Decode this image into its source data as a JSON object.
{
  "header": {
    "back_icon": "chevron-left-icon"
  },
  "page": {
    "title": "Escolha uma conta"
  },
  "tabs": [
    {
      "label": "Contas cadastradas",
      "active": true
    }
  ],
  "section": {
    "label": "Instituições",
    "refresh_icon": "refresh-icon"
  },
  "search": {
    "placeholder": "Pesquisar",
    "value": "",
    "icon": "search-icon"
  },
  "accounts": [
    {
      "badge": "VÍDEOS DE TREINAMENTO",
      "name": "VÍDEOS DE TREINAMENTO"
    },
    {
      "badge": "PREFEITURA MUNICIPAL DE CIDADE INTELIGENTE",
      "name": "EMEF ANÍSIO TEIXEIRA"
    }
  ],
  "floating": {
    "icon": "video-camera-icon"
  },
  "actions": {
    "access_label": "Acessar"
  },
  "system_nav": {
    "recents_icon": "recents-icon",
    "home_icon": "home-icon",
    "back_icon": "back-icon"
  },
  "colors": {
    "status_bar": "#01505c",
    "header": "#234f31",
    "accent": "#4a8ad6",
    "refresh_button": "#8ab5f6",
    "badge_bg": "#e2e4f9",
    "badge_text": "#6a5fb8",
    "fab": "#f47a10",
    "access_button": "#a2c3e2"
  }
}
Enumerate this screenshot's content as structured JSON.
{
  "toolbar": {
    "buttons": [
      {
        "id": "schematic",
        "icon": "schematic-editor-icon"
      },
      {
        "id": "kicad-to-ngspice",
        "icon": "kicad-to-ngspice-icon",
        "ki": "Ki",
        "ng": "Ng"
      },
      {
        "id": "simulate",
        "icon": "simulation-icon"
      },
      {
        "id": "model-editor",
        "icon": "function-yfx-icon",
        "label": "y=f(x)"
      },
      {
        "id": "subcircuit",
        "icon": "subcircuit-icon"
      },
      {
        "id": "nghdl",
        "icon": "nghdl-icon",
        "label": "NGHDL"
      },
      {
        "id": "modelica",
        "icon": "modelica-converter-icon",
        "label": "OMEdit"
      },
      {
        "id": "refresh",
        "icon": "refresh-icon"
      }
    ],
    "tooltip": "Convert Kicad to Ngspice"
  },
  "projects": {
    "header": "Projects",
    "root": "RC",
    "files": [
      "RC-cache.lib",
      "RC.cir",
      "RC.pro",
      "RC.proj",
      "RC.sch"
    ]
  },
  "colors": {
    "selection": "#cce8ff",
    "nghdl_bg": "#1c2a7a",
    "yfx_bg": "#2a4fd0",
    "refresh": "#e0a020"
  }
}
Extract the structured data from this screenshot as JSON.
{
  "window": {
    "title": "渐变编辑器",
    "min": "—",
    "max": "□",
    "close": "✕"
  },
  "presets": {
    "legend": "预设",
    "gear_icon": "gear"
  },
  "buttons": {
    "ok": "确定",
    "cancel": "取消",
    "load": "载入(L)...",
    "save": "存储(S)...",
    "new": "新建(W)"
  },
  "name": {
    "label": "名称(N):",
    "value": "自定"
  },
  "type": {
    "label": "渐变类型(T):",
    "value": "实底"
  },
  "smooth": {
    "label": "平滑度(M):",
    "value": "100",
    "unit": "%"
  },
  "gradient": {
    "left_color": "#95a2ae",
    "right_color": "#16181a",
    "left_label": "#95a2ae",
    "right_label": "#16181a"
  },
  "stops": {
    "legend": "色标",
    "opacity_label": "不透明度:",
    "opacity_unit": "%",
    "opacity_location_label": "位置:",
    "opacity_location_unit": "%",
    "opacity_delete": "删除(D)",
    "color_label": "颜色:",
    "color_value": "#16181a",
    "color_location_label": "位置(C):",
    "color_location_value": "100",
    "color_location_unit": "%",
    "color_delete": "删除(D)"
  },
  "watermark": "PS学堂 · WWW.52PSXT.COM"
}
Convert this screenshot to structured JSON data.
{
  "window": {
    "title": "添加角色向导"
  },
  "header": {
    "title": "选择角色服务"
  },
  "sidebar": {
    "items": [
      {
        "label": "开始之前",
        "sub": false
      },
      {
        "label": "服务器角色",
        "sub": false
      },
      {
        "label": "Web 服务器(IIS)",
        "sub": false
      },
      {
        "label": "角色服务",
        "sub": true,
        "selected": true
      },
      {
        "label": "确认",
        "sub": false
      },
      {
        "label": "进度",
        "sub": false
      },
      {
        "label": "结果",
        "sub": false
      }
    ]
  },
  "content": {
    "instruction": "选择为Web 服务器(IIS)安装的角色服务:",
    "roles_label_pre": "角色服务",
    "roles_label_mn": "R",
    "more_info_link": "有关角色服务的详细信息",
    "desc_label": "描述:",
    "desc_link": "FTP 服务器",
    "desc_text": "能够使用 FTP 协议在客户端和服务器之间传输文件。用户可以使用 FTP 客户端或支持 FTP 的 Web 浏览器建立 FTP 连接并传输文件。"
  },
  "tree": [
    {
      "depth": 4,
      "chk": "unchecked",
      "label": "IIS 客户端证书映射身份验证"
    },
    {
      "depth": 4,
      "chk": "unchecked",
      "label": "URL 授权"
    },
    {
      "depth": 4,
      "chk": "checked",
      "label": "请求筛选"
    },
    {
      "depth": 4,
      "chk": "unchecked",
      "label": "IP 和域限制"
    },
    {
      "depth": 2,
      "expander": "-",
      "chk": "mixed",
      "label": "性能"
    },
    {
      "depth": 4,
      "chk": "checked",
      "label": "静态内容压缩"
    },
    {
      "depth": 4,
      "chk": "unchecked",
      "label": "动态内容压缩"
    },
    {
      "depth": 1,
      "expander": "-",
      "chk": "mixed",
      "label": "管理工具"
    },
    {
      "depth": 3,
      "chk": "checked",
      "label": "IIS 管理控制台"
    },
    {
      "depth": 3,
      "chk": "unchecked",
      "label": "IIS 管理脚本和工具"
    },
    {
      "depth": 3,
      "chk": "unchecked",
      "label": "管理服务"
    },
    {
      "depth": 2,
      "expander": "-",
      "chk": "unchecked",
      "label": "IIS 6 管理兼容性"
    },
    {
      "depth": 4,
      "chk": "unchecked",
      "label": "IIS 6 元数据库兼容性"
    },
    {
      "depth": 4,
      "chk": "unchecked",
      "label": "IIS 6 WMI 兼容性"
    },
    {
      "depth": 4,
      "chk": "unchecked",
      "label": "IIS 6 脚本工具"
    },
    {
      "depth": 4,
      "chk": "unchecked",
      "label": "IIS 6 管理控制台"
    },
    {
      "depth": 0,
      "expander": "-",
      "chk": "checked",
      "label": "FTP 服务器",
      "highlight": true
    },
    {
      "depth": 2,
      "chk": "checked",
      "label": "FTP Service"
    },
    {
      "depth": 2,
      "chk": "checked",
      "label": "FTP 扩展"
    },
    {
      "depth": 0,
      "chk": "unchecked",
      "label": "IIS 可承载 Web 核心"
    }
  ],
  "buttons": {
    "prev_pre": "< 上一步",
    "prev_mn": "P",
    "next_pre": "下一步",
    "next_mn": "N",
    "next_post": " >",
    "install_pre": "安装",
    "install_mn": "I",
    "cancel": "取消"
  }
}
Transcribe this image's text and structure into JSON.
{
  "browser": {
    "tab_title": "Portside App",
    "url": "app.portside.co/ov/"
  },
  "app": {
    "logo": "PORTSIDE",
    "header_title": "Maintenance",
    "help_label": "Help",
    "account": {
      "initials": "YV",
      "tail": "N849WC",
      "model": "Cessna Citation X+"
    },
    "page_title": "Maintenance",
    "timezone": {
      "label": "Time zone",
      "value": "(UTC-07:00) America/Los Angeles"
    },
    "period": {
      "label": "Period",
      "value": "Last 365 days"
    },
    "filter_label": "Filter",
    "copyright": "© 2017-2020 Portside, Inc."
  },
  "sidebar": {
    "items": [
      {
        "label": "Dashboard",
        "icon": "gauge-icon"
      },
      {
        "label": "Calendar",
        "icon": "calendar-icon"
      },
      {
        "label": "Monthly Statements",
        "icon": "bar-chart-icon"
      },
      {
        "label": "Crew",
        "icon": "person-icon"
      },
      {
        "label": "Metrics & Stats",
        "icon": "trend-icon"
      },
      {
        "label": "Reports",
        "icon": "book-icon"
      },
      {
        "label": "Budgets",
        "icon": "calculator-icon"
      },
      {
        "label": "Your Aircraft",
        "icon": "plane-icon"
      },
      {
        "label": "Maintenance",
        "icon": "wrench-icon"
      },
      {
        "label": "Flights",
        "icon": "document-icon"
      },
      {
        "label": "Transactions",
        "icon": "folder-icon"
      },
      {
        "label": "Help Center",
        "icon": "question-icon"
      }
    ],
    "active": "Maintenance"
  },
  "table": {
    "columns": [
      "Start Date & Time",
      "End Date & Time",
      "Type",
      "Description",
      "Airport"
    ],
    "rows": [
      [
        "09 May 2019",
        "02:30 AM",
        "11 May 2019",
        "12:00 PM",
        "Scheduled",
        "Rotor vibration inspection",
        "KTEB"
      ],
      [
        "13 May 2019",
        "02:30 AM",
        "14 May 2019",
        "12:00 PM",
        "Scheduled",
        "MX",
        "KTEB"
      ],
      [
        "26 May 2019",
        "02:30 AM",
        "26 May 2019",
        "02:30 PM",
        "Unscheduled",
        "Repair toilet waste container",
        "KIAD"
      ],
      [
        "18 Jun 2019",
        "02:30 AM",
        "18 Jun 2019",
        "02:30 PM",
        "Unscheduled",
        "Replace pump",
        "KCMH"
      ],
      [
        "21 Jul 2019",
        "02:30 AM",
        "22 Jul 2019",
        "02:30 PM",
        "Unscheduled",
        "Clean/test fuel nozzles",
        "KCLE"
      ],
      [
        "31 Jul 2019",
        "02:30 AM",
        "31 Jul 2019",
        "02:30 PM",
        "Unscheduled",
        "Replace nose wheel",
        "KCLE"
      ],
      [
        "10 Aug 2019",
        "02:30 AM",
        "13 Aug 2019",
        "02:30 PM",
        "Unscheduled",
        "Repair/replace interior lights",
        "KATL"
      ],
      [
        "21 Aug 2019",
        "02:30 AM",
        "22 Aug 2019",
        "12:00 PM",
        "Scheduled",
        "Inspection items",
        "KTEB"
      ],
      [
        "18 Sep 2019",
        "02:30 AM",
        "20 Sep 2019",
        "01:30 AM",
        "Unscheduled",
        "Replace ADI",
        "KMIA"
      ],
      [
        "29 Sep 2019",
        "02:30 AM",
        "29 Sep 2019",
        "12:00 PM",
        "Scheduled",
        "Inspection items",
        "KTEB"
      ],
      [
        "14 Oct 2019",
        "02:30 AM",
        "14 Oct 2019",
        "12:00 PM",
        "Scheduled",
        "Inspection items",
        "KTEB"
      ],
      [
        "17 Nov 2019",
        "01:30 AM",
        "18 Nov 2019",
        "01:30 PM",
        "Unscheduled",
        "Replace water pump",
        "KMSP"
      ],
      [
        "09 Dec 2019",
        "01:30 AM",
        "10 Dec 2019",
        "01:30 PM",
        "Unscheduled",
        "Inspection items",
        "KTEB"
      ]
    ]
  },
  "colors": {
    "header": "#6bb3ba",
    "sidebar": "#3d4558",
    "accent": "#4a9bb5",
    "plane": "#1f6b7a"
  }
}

============

**Work required:**
Copy every line in the records above that contains the word "VÍDEOS".

**Final result:**
      "badge": "VÍDEOS DE TREINAMENTO",
      "name": "VÍDEOS DE TREINAMENTO"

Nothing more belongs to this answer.